From the entries below, copy every line that holds the word "agudo".
** Start of Stored rows **
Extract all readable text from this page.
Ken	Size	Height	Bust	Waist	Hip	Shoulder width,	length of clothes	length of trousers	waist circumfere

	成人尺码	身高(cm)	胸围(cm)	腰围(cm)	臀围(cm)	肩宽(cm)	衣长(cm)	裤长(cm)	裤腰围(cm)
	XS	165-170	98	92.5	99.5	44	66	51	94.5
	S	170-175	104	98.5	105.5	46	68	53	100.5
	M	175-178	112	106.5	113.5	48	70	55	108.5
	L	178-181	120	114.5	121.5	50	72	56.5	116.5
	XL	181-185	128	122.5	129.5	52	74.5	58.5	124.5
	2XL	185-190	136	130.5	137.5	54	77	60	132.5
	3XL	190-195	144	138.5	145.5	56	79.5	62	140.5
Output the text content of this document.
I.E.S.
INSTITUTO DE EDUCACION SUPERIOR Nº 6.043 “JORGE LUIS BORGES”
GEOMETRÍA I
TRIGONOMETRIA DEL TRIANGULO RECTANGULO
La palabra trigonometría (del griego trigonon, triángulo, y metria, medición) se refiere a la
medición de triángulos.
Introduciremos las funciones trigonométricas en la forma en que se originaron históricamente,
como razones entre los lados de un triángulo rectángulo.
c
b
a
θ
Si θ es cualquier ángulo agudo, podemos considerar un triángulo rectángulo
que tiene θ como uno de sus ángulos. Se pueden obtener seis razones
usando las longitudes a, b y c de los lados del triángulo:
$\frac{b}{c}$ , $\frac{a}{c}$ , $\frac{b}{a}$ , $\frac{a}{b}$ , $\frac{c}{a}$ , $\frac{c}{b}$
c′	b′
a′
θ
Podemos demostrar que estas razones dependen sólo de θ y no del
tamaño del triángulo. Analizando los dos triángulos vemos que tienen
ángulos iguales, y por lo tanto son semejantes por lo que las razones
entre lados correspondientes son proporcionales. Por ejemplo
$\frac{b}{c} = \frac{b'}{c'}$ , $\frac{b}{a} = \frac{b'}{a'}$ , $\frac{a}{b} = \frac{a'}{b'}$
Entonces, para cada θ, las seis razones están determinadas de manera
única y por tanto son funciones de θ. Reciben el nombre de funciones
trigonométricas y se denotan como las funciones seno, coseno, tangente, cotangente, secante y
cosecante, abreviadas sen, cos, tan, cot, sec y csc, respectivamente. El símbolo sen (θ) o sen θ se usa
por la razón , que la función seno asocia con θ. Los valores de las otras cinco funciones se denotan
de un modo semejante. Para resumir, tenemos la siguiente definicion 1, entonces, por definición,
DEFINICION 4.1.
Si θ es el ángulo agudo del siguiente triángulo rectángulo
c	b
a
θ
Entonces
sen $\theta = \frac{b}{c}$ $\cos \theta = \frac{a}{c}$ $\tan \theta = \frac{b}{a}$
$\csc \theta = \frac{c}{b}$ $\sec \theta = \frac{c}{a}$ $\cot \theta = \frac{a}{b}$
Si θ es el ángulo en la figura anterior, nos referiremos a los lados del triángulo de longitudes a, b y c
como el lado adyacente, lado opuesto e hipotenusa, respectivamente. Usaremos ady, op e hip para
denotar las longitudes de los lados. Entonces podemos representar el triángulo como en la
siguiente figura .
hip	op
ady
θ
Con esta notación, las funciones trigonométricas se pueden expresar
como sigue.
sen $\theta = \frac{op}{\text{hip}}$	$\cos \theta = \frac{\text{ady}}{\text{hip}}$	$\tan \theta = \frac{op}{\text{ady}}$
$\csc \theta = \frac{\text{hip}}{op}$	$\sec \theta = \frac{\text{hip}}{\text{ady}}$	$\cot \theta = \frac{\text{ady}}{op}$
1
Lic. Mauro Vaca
** End of Stored rows **
▶ [Answer]:
Si θ es cualquier ángulo agudo, podemos considerar un triángulo rectángulo
Si θ es el ángulo agudo del siguiente triángulo rectángulo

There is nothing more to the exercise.